── Source data ──
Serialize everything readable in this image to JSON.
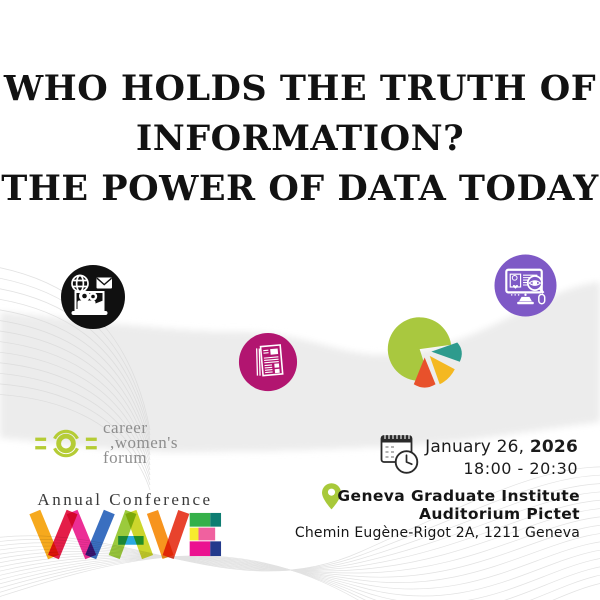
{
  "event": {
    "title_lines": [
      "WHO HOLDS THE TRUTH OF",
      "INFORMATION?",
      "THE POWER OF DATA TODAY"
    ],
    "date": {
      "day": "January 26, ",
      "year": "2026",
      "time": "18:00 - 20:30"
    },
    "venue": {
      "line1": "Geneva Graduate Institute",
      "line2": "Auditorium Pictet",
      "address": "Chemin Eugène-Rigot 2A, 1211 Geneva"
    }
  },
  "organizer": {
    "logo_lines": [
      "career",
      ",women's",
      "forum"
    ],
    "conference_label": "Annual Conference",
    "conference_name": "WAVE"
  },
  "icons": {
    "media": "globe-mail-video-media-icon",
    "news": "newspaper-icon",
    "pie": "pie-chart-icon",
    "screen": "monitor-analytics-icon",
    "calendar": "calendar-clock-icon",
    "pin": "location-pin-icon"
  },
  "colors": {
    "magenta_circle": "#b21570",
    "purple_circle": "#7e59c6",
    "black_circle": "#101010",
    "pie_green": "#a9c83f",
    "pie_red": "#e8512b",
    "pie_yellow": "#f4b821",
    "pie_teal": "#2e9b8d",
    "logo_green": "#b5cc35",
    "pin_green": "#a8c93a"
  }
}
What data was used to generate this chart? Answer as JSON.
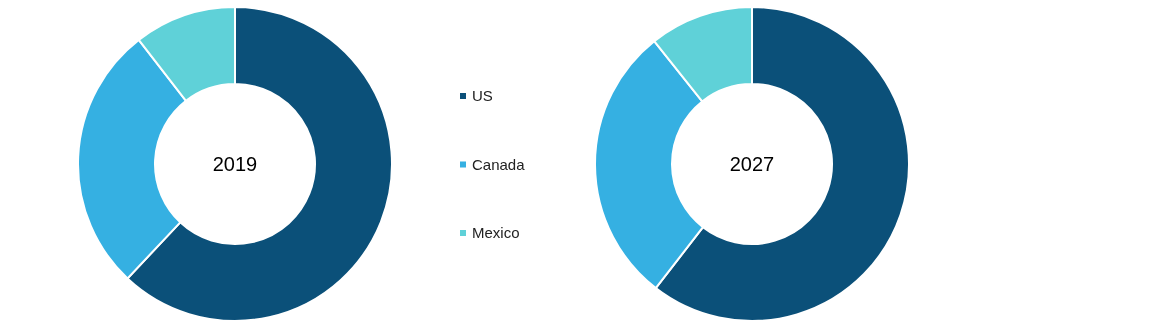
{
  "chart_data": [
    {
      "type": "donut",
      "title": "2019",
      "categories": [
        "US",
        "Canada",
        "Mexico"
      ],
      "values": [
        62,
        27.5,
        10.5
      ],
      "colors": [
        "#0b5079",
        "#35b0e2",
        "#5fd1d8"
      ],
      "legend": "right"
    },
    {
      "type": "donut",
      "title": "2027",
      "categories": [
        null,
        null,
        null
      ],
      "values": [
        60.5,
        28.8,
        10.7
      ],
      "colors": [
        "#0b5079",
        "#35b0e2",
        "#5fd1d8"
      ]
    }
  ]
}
───
### Stated goal
The data should be printed again unchanged; leave its pictures out.

### Problem solution
Serialize everything readable in this image to JSON.
{
  "event": {
    "title_lines": [
      "WHO HOLDS THE TRUTH OF",
      "INFORMATION?",
      "THE POWER OF DATA TODAY"
    ],
    "date": {
      "day": "January 26, ",
      "year": "2026",
      "time": "18:00 - 20:30"
    },
    "venue": {
      "line1": "Geneva Graduate Institute",
      "line2": "Auditorium Pictet",
      "address": "Chemin Eugène-Rigot 2A, 1211 Geneva"
    }
  },
  "organizer": {
    "logo_lines": [
      "career",
      ",women's",
      "forum"
    ],
    "conference_label": "Annual Conference",
    "conference_name": "WAVE"
  },
  "icons": {
    "media": "globe-mail-video-media-icon",
    "news": "newspaper-icon",
    "pie": "pie-chart-icon",
    "screen": "monitor-analytics-icon",
    "calendar": "calendar-clock-icon",
    "pin": "location-pin-icon"
  },
  "colors": {
    "magenta_circle": "#b21570",
    "purple_circle": "#7e59c6",
    "black_circle": "#101010",
    "pie_green": "#a9c83f",
    "pie_red": "#e8512b",
    "pie_yellow": "#f4b821",
    "pie_teal": "#2e9b8d",
    "logo_green": "#b5cc35",
    "pin_green": "#a8c93a"
  }
}
What data was used to generate this chart? Answer as JSON.
{
  "chart_data": [
    {
      "type": "donut",
      "title": "2019",
      "categories": [
        "US",
        "Canada",
        "Mexico"
      ],
      "values": [
        62,
        27.5,
        10.5
      ],
      "colors": [
        "#0b5079",
        "#35b0e2",
        "#5fd1d8"
      ],
      "legend": "right"
    },
    {
      "type": "donut",
      "title": "2027",
      "categories": [
        null,
        null,
        null
      ],
      "values": [
        60.5,
        28.8,
        10.7
      ],
      "colors": [
        "#0b5079",
        "#35b0e2",
        "#5fd1d8"
      ]
    }
  ]
}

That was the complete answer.